§ **TASK**
Can you retype only the lines from the one with "What's the underlying" through the final line of the material, exactly as given?
━━ SOURCE MATERIAL ━━
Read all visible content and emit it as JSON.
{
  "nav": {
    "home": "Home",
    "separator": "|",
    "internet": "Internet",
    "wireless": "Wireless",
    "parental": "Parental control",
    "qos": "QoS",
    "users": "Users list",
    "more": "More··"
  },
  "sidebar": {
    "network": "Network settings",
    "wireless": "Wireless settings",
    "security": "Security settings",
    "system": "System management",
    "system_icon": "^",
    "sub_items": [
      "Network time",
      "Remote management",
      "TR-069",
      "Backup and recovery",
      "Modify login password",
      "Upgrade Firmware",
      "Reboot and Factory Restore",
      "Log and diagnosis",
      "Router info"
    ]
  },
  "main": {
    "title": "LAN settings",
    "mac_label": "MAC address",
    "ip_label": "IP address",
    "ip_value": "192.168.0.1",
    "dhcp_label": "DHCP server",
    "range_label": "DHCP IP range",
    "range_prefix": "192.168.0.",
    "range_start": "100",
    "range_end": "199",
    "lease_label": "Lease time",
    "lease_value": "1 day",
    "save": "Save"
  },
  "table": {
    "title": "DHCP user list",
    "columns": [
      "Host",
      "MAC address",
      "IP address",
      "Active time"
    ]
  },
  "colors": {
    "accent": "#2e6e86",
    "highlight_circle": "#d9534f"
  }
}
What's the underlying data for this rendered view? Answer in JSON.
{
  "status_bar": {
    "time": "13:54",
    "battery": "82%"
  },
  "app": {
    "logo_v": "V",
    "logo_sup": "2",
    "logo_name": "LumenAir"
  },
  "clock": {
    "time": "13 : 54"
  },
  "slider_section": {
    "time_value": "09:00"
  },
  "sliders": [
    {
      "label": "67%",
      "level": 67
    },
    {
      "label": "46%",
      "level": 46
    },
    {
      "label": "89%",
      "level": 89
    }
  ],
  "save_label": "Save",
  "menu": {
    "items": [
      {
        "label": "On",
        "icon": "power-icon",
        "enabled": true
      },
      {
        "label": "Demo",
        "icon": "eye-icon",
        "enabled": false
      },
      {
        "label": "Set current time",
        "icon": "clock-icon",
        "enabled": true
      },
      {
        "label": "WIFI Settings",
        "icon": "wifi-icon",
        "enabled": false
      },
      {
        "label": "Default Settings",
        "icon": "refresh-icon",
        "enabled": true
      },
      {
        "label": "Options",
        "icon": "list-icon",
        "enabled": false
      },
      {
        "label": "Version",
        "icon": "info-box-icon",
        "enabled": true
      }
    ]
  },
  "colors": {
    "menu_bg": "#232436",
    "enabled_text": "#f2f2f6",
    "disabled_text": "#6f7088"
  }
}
━━━
§ **SOLUTION TO THIS EXERCISE**
What's the underlying data for this rendered view? Answer in JSON.
{
  "status_bar": {
    "time": "13:54",
    "battery": "82%"
  },
  "app": {
    "logo_v": "V",
    "logo_sup": "2",
    "logo_name": "LumenAir"
  },
  "clock": {
    "time": "13 : 54"
  },
  "slider_section": {
    "time_value": "09:00"
  },
  "sliders": [
    {
      "label": "67%",
      "level": 67
    },
    {
      "label": "46%",
      "level": 46
    },
    {
      "label": "89%",
      "level": 89
    }
  ],
  "save_label": "Save",
  "menu": {
    "items": [
      {
        "label": "On",
        "icon": "power-icon",
        "enabled": true
      },
      {
        "label": "Demo",
        "icon": "eye-icon",
        "enabled": false
      },
      {
        "label": "Set current time",
        "icon": "clock-icon",
        "enabled": true
      },
      {
        "label": "WIFI Settings",
        "icon": "wifi-icon",
        "enabled": false
      },
      {
        "label": "Default Settings",
        "icon": "refresh-icon",
        "enabled": true
      },
      {
        "label": "Options",
        "icon": "list-icon",
        "enabled": false
      },
      {
        "label": "Version",
        "icon": "info-box-icon",
        "enabled": true
      }
    ]
  },
  "colors": {
    "menu_bg": "#232436",
    "enabled_text": "#f2f2f6",
    "disabled_text": "#6f7088"
  }
}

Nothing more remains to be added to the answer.